### INPUT RECORDS:

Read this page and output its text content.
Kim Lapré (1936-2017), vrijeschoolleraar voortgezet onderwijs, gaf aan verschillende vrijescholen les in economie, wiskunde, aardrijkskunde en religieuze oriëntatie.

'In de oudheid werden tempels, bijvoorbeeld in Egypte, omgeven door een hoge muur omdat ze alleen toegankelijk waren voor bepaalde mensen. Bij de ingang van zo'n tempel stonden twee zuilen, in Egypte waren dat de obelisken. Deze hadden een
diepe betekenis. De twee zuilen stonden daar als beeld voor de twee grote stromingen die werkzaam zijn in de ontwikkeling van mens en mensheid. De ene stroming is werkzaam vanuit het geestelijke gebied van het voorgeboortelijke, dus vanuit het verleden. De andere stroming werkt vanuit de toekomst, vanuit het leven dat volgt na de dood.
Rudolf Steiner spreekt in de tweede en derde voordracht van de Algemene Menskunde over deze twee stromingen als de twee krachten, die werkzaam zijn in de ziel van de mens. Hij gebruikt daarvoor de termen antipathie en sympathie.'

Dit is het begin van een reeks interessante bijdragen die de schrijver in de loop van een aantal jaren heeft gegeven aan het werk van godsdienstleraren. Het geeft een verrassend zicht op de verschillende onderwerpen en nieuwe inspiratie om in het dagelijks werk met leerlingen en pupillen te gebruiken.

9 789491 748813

* * *

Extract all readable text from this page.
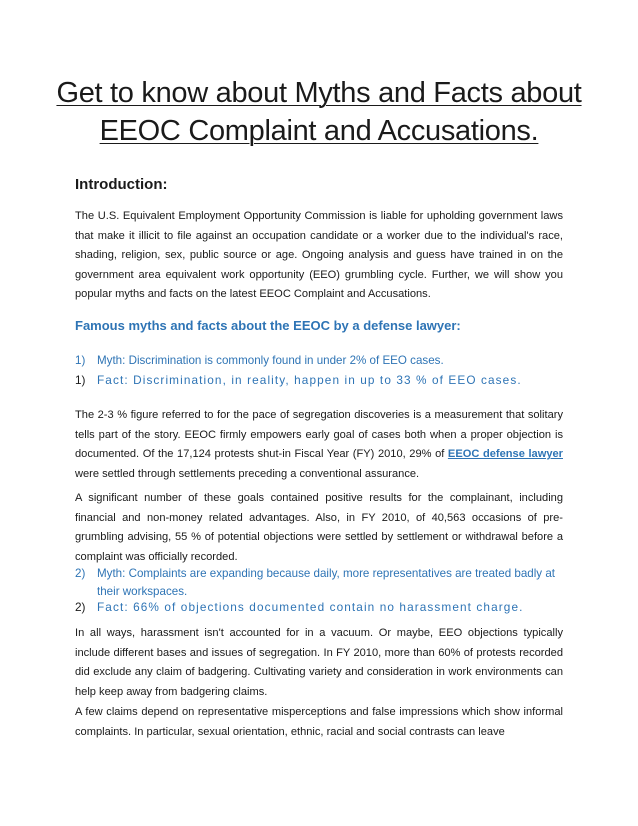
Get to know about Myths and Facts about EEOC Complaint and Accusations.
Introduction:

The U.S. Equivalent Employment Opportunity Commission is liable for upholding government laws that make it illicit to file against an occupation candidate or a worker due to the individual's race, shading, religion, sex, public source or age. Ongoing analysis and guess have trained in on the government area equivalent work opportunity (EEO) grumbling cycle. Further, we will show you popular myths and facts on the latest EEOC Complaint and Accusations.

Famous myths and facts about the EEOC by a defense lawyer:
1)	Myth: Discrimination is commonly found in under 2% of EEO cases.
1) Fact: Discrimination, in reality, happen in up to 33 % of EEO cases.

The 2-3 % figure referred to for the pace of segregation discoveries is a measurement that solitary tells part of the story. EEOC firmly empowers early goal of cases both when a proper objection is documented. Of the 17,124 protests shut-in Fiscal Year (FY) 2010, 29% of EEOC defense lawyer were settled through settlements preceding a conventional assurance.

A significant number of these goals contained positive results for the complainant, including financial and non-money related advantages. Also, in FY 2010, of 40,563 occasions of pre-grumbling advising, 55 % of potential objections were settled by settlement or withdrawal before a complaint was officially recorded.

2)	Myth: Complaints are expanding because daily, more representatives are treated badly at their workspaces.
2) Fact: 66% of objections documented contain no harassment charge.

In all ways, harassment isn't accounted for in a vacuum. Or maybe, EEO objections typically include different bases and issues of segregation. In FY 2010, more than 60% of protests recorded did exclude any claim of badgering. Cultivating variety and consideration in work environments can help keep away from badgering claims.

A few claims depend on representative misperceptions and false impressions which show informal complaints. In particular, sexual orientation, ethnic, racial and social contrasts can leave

--

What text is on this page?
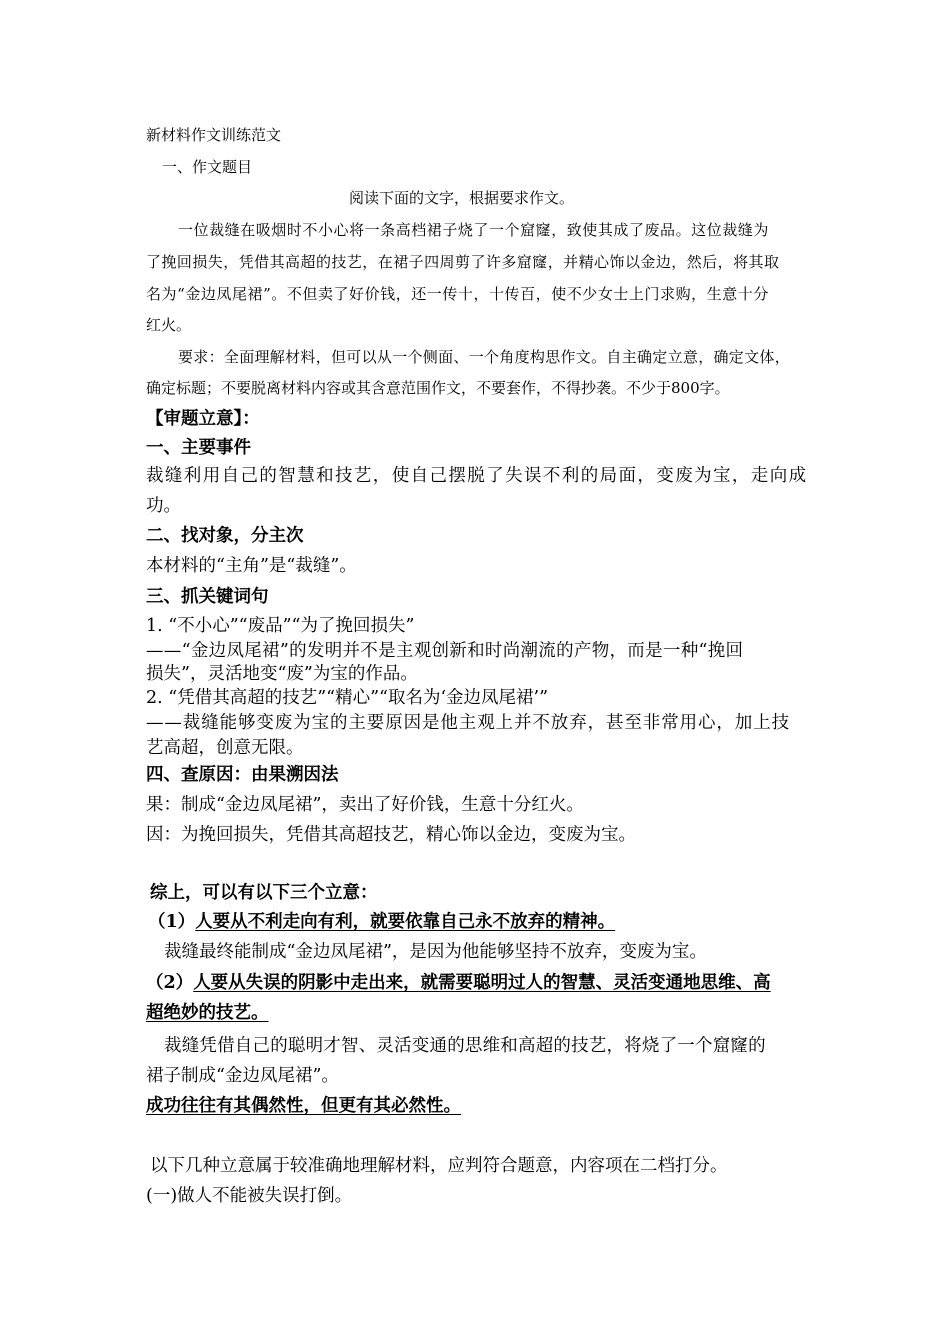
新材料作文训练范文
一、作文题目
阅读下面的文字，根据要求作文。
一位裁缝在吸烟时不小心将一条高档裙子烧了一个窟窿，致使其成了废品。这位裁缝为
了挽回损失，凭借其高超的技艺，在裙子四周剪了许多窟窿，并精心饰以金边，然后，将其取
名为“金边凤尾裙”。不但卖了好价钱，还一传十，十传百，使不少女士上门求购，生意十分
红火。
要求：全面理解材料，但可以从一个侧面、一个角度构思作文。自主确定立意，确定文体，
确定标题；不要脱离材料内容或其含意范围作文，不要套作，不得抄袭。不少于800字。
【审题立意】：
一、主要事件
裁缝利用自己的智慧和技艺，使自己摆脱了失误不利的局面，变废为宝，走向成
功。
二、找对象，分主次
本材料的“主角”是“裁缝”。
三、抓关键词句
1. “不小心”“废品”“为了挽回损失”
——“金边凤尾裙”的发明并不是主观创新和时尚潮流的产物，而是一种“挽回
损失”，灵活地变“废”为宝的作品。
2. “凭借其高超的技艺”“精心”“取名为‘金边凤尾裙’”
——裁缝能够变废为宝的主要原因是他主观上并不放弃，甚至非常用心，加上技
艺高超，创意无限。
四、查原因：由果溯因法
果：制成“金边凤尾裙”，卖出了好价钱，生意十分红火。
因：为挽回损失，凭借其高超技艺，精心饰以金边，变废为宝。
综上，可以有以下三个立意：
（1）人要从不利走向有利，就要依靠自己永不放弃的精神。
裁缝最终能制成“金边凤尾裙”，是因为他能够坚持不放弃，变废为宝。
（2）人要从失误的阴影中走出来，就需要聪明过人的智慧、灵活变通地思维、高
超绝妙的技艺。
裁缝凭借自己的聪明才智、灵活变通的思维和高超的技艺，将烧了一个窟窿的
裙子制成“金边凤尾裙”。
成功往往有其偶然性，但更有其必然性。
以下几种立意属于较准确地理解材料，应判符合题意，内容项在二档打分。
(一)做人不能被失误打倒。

### TO DO:
Find each line that has the word "defense", then copy it out.

### EXERCISE ANSWER:
Famous myths and facts about the EEOC by a defense lawyer:
The 2-3 % figure referred to for the pace of segregation discoveries is a measurement that solitary tells part of the story. EEOC firmly empowers early goal of cases both when a proper objection is documented. Of the 17,124 protests shut-in Fiscal Year (FY) 2010, 29% of EEOC defense lawyer were settled through settlements preceding a conventional assurance.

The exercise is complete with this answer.